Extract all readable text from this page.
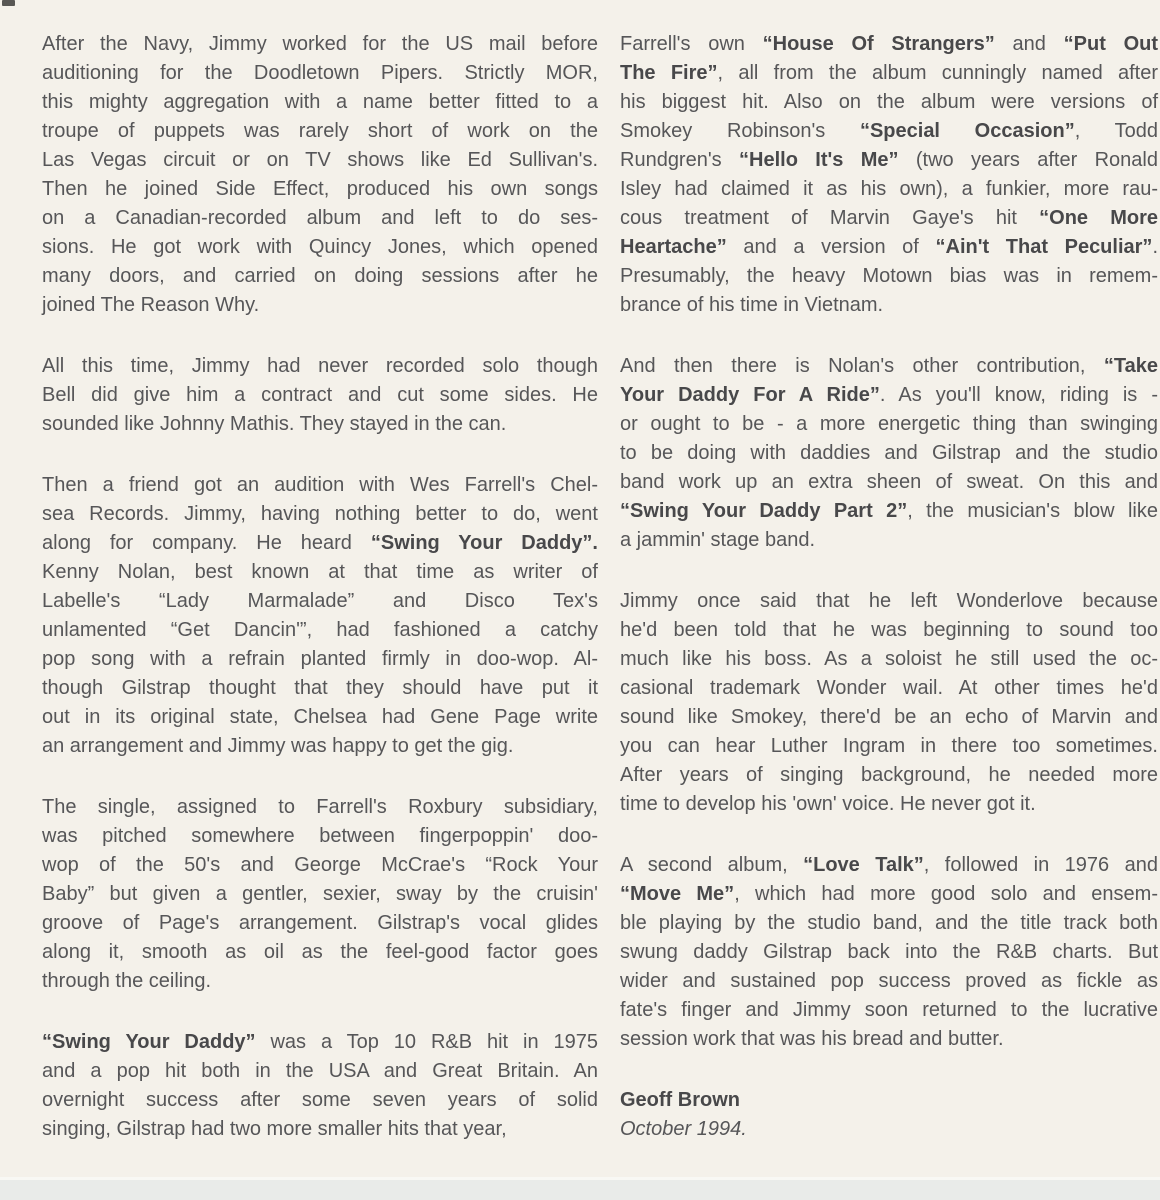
After the Navy, Jimmy worked for the US mail before
auditioning for the Doodletown Pipers. Strictly MOR,
this mighty aggregation with a name better fitted to a
troupe of puppets was rarely short of work on the
Las Vegas circuit or on TV shows like Ed Sullivan's.
Then he joined Side Effect, produced his own songs
on a Canadian-recorded album and left to do ses-
sions. He got work with Quincy Jones, which opened
many doors, and carried on doing sessions after he
joined The Reason Why.
All this time, Jimmy had never recorded solo though
Bell did give him a contract and cut some sides. He
sounded like Johnny Mathis. They stayed in the can.
Then a friend got an audition with Wes Farrell's Chel-
sea Records. Jimmy, having nothing better to do, went
along for company. He heard “Swing Your Daddy”.
Kenny Nolan, best known at that time as writer of
Labelle's “Lady Marmalade” and Disco Tex's
unlamented “Get Dancin'”, had fashioned a catchy
pop song with a refrain planted firmly in doo-wop. Al-
though Gilstrap thought that they should have put it
out in its original state, Chelsea had Gene Page write
an arrangement and Jimmy was happy to get the gig.
The single, assigned to Farrell's Roxbury subsidiary,
was pitched somewhere between fingerpoppin' doo-
wop of the 50's and George McCrae's “Rock Your
Baby” but given a gentler, sexier, sway by the cruisin'
groove of Page's arrangement. Gilstrap's vocal glides
along it, smooth as oil as the feel-good factor goes
through the ceiling.
“Swing Your Daddy” was a Top 10 R&B hit in 1975
and a pop hit both in the USA and Great Britain. An
overnight success after some seven years of solid
singing, Gilstrap had two more smaller hits that year,
Farrell's own “House Of Strangers” and “Put Out
The Fire”, all from the album cunningly named after
his biggest hit. Also on the album were versions of
Smokey Robinson's “Special Occasion”, Todd
Rundgren's “Hello It's Me” (two years after Ronald
Isley had claimed it as his own), a funkier, more rau-
cous treatment of Marvin Gaye's hit “One More
Heartache” and a version of “Ain't That Peculiar”.
Presumably, the heavy Motown bias was in remem-
brance of his time in Vietnam.
And then there is Nolan's other contribution, “Take
Your Daddy For A Ride”. As you'll know, riding is -
or ought to be - a more energetic thing than swinging
to be doing with daddies and Gilstrap and the studio
band work up an extra sheen of sweat. On this and
“Swing Your Daddy Part 2”, the musician's blow like
a jammin' stage band.
Jimmy once said that he left Wonderlove because
he'd been told that he was beginning to sound too
much like his boss. As a soloist he still used the oc-
casional trademark Wonder wail. At other times he'd
sound like Smokey, there'd be an echo of Marvin and
you can hear Luther Ingram in there too sometimes.
After years of singing background, he needed more
time to develop his 'own' voice. He never got it.
A second album, “Love Talk”, followed in 1976 and
“Move Me”, which had more good solo and ensem-
ble playing by the studio band, and the title track both
swung daddy Gilstrap back into the R&B charts. But
wider and sustained pop success proved as fickle as
fate's finger and Jimmy soon returned to the lucrative
session work that was his bread and butter.
Geoff Brown
October 1994.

- WHAT THIS TASK INVOLVES -
Could you copy every record above exactly, leaving out the pictures?

- WRITTEN RESPONSE -
Extract all readable text from this page.
After the Navy, Jimmy worked for the US mail before
auditioning for the Doodletown Pipers. Strictly MOR,
this mighty aggregation with a name better fitted to a
troupe of puppets was rarely short of work on the
Las Vegas circuit or on TV shows like Ed Sullivan's.
Then he joined Side Effect, produced his own songs
on a Canadian-recorded album and left to do ses-
sions. He got work with Quincy Jones, which opened
many doors, and carried on doing sessions after he
joined The Reason Why.
All this time, Jimmy had never recorded solo though
Bell did give him a contract and cut some sides. He
sounded like Johnny Mathis. They stayed in the can.
Then a friend got an audition with Wes Farrell's Chel-
sea Records. Jimmy, having nothing better to do, went
along for company. He heard “Swing Your Daddy”.
Kenny Nolan, best known at that time as writer of
Labelle's “Lady Marmalade” and Disco Tex's
unlamented “Get Dancin'”, had fashioned a catchy
pop song with a refrain planted firmly in doo-wop. Al-
though Gilstrap thought that they should have put it
out in its original state, Chelsea had Gene Page write
an arrangement and Jimmy was happy to get the gig.
The single, assigned to Farrell's Roxbury subsidiary,
was pitched somewhere between fingerpoppin' doo-
wop of the 50's and George McCrae's “Rock Your
Baby” but given a gentler, sexier, sway by the cruisin'
groove of Page's arrangement. Gilstrap's vocal glides
along it, smooth as oil as the feel-good factor goes
through the ceiling.
“Swing Your Daddy” was a Top 10 R&B hit in 1975
and a pop hit both in the USA and Great Britain. An
overnight success after some seven years of solid
singing, Gilstrap had two more smaller hits that year,
Farrell's own “House Of Strangers” and “Put Out
The Fire”, all from the album cunningly named after
his biggest hit. Also on the album were versions of
Smokey Robinson's “Special Occasion”, Todd
Rundgren's “Hello It's Me” (two years after Ronald
Isley had claimed it as his own), a funkier, more rau-
cous treatment of Marvin Gaye's hit “One More
Heartache” and a version of “Ain't That Peculiar”.
Presumably, the heavy Motown bias was in remem-
brance of his time in Vietnam.
And then there is Nolan's other contribution, “Take
Your Daddy For A Ride”. As you'll know, riding is -
or ought to be - a more energetic thing than swinging
to be doing with daddies and Gilstrap and the studio
band work up an extra sheen of sweat. On this and
“Swing Your Daddy Part 2”, the musician's blow like
a jammin' stage band.
Jimmy once said that he left Wonderlove because
he'd been told that he was beginning to sound too
much like his boss. As a soloist he still used the oc-
casional trademark Wonder wail. At other times he'd
sound like Smokey, there'd be an echo of Marvin and
you can hear Luther Ingram in there too sometimes.
After years of singing background, he needed more
time to develop his 'own' voice. He never got it.
A second album, “Love Talk”, followed in 1976 and
“Move Me”, which had more good solo and ensem-
ble playing by the studio band, and the title track both
swung daddy Gilstrap back into the R&B charts. But
wider and sustained pop success proved as fickle as
fate's finger and Jimmy soon returned to the lucrative
session work that was his bread and butter.
Geoff Brown
October 1994.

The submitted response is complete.